## Data entries
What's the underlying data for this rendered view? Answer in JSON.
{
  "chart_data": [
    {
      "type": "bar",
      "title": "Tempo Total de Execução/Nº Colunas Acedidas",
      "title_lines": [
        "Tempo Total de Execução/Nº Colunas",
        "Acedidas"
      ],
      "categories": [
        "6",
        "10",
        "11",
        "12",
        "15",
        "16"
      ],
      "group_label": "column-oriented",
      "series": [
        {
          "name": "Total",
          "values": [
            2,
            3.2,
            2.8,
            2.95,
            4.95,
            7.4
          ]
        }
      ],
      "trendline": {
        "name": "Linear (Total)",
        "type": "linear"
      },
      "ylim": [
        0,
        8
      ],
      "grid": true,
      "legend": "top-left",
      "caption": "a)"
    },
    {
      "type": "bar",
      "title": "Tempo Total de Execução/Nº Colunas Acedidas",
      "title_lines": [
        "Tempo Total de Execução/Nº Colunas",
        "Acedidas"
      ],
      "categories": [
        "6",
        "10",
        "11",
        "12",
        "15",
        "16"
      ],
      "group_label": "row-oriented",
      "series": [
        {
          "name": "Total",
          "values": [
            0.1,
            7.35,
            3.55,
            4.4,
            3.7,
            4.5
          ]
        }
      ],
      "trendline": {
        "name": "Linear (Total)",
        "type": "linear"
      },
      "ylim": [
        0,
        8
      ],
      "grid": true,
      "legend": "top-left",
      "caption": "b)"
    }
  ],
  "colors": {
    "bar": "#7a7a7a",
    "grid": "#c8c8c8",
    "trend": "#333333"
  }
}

## Instructions for the task
Copy the material above verbatim.

## Solved exercise
What's the underlying data for this rendered view? Answer in JSON.
{
  "chart_data": [
    {
      "type": "bar",
      "title": "Tempo Total de Execução/Nº Colunas Acedidas",
      "title_lines": [
        "Tempo Total de Execução/Nº Colunas",
        "Acedidas"
      ],
      "categories": [
        "6",
        "10",
        "11",
        "12",
        "15",
        "16"
      ],
      "group_label": "column-oriented",
      "series": [
        {
          "name": "Total",
          "values": [
            2,
            3.2,
            2.8,
            2.95,
            4.95,
            7.4
          ]
        }
      ],
      "trendline": {
        "name": "Linear (Total)",
        "type": "linear"
      },
      "ylim": [
        0,
        8
      ],
      "grid": true,
      "legend": "top-left",
      "caption": "a)"
    },
    {
      "type": "bar",
      "title": "Tempo Total de Execução/Nº Colunas Acedidas",
      "title_lines": [
        "Tempo Total de Execução/Nº Colunas",
        "Acedidas"
      ],
      "categories": [
        "6",
        "10",
        "11",
        "12",
        "15",
        "16"
      ],
      "group_label": "row-oriented",
      "series": [
        {
          "name": "Total",
          "values": [
            0.1,
            7.35,
            3.55,
            4.4,
            3.7,
            4.5
          ]
        }
      ],
      "trendline": {
        "name": "Linear (Total)",
        "type": "linear"
      },
      "ylim": [
        0,
        8
      ],
      "grid": true,
      "legend": "top-left",
      "caption": "b)"
    }
  ],
  "colors": {
    "bar": "#7a7a7a",
    "grid": "#c8c8c8",
    "trend": "#333333"
  }
}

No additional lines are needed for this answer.